* [THE DATA]:
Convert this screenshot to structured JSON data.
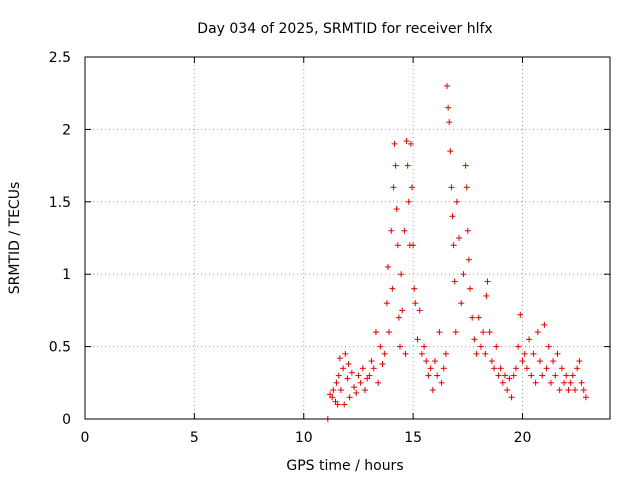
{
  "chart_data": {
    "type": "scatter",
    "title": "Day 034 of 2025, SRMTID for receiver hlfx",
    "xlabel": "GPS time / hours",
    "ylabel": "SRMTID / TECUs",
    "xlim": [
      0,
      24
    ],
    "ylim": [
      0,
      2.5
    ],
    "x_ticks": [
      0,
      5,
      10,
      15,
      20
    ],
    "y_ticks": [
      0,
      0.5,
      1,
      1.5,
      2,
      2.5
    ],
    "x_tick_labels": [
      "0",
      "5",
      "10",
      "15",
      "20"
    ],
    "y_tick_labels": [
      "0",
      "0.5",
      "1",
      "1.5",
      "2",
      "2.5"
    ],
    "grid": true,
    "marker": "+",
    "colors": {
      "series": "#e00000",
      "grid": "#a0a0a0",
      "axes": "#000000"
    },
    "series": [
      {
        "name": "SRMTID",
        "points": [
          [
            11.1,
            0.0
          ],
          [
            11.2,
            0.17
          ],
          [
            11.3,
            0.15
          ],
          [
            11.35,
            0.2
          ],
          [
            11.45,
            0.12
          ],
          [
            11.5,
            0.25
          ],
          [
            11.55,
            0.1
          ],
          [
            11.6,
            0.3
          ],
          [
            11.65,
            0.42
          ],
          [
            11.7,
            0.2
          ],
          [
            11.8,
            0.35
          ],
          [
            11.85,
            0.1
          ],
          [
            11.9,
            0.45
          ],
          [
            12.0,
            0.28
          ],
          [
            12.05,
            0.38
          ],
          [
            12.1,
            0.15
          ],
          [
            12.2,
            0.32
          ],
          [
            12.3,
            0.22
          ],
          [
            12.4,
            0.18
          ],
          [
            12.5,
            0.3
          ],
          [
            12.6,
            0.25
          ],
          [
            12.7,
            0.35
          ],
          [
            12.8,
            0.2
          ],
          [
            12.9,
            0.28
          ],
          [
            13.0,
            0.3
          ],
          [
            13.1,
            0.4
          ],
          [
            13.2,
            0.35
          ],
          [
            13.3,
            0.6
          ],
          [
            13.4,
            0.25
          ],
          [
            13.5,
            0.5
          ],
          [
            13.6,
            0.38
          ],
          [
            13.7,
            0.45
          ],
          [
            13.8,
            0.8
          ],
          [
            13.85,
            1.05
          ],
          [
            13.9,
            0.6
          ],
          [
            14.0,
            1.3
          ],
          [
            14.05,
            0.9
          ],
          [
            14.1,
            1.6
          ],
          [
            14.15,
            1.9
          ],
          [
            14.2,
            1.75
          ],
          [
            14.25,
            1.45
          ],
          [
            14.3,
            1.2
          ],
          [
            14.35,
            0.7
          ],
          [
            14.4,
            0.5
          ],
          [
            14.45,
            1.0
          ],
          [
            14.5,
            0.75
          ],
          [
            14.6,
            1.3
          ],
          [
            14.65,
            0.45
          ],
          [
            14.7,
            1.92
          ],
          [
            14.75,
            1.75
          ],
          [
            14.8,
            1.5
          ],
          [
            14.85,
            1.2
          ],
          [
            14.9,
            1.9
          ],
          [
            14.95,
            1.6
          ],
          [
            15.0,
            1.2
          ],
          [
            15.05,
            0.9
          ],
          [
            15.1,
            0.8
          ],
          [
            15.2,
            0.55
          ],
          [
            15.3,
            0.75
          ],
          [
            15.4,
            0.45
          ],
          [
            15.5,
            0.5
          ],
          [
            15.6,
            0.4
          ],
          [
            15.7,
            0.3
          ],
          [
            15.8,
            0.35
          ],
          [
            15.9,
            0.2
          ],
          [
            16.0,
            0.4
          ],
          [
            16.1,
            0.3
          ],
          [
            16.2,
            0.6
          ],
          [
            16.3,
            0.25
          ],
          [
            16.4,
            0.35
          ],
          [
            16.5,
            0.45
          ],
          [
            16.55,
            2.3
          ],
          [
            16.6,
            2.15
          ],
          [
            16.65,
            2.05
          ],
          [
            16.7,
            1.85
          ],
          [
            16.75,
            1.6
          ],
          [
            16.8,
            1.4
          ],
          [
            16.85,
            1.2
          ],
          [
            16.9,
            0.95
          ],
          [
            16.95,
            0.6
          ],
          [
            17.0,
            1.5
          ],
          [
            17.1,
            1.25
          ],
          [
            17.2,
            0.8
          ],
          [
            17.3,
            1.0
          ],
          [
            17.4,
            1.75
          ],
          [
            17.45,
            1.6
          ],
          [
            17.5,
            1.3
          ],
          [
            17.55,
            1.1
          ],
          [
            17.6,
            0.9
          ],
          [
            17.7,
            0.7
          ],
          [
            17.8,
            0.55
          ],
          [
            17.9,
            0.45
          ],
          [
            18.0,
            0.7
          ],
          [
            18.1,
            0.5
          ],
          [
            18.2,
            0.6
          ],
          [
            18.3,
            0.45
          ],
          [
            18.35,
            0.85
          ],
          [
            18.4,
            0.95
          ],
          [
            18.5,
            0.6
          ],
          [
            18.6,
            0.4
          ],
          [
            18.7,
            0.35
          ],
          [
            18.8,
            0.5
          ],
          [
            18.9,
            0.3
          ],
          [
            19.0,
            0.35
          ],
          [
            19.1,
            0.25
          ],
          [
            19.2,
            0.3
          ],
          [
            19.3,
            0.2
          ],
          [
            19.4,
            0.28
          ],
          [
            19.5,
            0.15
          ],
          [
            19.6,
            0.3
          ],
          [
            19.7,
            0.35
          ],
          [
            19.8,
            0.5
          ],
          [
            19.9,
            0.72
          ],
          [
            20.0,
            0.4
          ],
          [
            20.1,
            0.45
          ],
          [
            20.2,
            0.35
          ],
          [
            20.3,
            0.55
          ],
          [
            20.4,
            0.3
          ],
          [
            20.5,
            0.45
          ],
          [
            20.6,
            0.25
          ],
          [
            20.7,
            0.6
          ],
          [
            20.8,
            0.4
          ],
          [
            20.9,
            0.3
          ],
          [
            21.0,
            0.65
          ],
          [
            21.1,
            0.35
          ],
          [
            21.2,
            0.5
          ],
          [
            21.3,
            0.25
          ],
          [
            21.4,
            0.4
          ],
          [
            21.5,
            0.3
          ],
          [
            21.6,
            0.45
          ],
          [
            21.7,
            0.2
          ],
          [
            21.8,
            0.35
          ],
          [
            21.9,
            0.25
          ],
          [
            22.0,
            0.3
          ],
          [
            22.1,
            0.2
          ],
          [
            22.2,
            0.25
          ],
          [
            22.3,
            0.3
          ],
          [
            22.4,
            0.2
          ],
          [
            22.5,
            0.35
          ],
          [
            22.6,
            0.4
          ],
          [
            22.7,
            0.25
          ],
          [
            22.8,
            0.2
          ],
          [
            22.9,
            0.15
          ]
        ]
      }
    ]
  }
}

* [STATED PROBLEM]: Transcribe the full listing character for character. Pictures are excluded.

* [FINISHED EXERCISE]:
Convert this screenshot to structured JSON data.
{
  "chart_data": {
    "type": "scatter",
    "title": "Day 034 of 2025, SRMTID for receiver hlfx",
    "xlabel": "GPS time / hours",
    "ylabel": "SRMTID / TECUs",
    "xlim": [
      0,
      24
    ],
    "ylim": [
      0,
      2.5
    ],
    "x_ticks": [
      0,
      5,
      10,
      15,
      20
    ],
    "y_ticks": [
      0,
      0.5,
      1,
      1.5,
      2,
      2.5
    ],
    "x_tick_labels": [
      "0",
      "5",
      "10",
      "15",
      "20"
    ],
    "y_tick_labels": [
      "0",
      "0.5",
      "1",
      "1.5",
      "2",
      "2.5"
    ],
    "grid": true,
    "marker": "+",
    "colors": {
      "series": "#e00000",
      "grid": "#a0a0a0",
      "axes": "#000000"
    },
    "series": [
      {
        "name": "SRMTID",
        "points": [
          [
            11.1,
            0.0
          ],
          [
            11.2,
            0.17
          ],
          [
            11.3,
            0.15
          ],
          [
            11.35,
            0.2
          ],
          [
            11.45,
            0.12
          ],
          [
            11.5,
            0.25
          ],
          [
            11.55,
            0.1
          ],
          [
            11.6,
            0.3
          ],
          [
            11.65,
            0.42
          ],
          [
            11.7,
            0.2
          ],
          [
            11.8,
            0.35
          ],
          [
            11.85,
            0.1
          ],
          [
            11.9,
            0.45
          ],
          [
            12.0,
            0.28
          ],
          [
            12.05,
            0.38
          ],
          [
            12.1,
            0.15
          ],
          [
            12.2,
            0.32
          ],
          [
            12.3,
            0.22
          ],
          [
            12.4,
            0.18
          ],
          [
            12.5,
            0.3
          ],
          [
            12.6,
            0.25
          ],
          [
            12.7,
            0.35
          ],
          [
            12.8,
            0.2
          ],
          [
            12.9,
            0.28
          ],
          [
            13.0,
            0.3
          ],
          [
            13.1,
            0.4
          ],
          [
            13.2,
            0.35
          ],
          [
            13.3,
            0.6
          ],
          [
            13.4,
            0.25
          ],
          [
            13.5,
            0.5
          ],
          [
            13.6,
            0.38
          ],
          [
            13.7,
            0.45
          ],
          [
            13.8,
            0.8
          ],
          [
            13.85,
            1.05
          ],
          [
            13.9,
            0.6
          ],
          [
            14.0,
            1.3
          ],
          [
            14.05,
            0.9
          ],
          [
            14.1,
            1.6
          ],
          [
            14.15,
            1.9
          ],
          [
            14.2,
            1.75
          ],
          [
            14.25,
            1.45
          ],
          [
            14.3,
            1.2
          ],
          [
            14.35,
            0.7
          ],
          [
            14.4,
            0.5
          ],
          [
            14.45,
            1.0
          ],
          [
            14.5,
            0.75
          ],
          [
            14.6,
            1.3
          ],
          [
            14.65,
            0.45
          ],
          [
            14.7,
            1.92
          ],
          [
            14.75,
            1.75
          ],
          [
            14.8,
            1.5
          ],
          [
            14.85,
            1.2
          ],
          [
            14.9,
            1.9
          ],
          [
            14.95,
            1.6
          ],
          [
            15.0,
            1.2
          ],
          [
            15.05,
            0.9
          ],
          [
            15.1,
            0.8
          ],
          [
            15.2,
            0.55
          ],
          [
            15.3,
            0.75
          ],
          [
            15.4,
            0.45
          ],
          [
            15.5,
            0.5
          ],
          [
            15.6,
            0.4
          ],
          [
            15.7,
            0.3
          ],
          [
            15.8,
            0.35
          ],
          [
            15.9,
            0.2
          ],
          [
            16.0,
            0.4
          ],
          [
            16.1,
            0.3
          ],
          [
            16.2,
            0.6
          ],
          [
            16.3,
            0.25
          ],
          [
            16.4,
            0.35
          ],
          [
            16.5,
            0.45
          ],
          [
            16.55,
            2.3
          ],
          [
            16.6,
            2.15
          ],
          [
            16.65,
            2.05
          ],
          [
            16.7,
            1.85
          ],
          [
            16.75,
            1.6
          ],
          [
            16.8,
            1.4
          ],
          [
            16.85,
            1.2
          ],
          [
            16.9,
            0.95
          ],
          [
            16.95,
            0.6
          ],
          [
            17.0,
            1.5
          ],
          [
            17.1,
            1.25
          ],
          [
            17.2,
            0.8
          ],
          [
            17.3,
            1.0
          ],
          [
            17.4,
            1.75
          ],
          [
            17.45,
            1.6
          ],
          [
            17.5,
            1.3
          ],
          [
            17.55,
            1.1
          ],
          [
            17.6,
            0.9
          ],
          [
            17.7,
            0.7
          ],
          [
            17.8,
            0.55
          ],
          [
            17.9,
            0.45
          ],
          [
            18.0,
            0.7
          ],
          [
            18.1,
            0.5
          ],
          [
            18.2,
            0.6
          ],
          [
            18.3,
            0.45
          ],
          [
            18.35,
            0.85
          ],
          [
            18.4,
            0.95
          ],
          [
            18.5,
            0.6
          ],
          [
            18.6,
            0.4
          ],
          [
            18.7,
            0.35
          ],
          [
            18.8,
            0.5
          ],
          [
            18.9,
            0.3
          ],
          [
            19.0,
            0.35
          ],
          [
            19.1,
            0.25
          ],
          [
            19.2,
            0.3
          ],
          [
            19.3,
            0.2
          ],
          [
            19.4,
            0.28
          ],
          [
            19.5,
            0.15
          ],
          [
            19.6,
            0.3
          ],
          [
            19.7,
            0.35
          ],
          [
            19.8,
            0.5
          ],
          [
            19.9,
            0.72
          ],
          [
            20.0,
            0.4
          ],
          [
            20.1,
            0.45
          ],
          [
            20.2,
            0.35
          ],
          [
            20.3,
            0.55
          ],
          [
            20.4,
            0.3
          ],
          [
            20.5,
            0.45
          ],
          [
            20.6,
            0.25
          ],
          [
            20.7,
            0.6
          ],
          [
            20.8,
            0.4
          ],
          [
            20.9,
            0.3
          ],
          [
            21.0,
            0.65
          ],
          [
            21.1,
            0.35
          ],
          [
            21.2,
            0.5
          ],
          [
            21.3,
            0.25
          ],
          [
            21.4,
            0.4
          ],
          [
            21.5,
            0.3
          ],
          [
            21.6,
            0.45
          ],
          [
            21.7,
            0.2
          ],
          [
            21.8,
            0.35
          ],
          [
            21.9,
            0.25
          ],
          [
            22.0,
            0.3
          ],
          [
            22.1,
            0.2
          ],
          [
            22.2,
            0.25
          ],
          [
            22.3,
            0.3
          ],
          [
            22.4,
            0.2
          ],
          [
            22.5,
            0.35
          ],
          [
            22.6,
            0.4
          ],
          [
            22.7,
            0.25
          ],
          [
            22.8,
            0.2
          ],
          [
            22.9,
            0.15
          ]
        ]
      }
    ]
  }
}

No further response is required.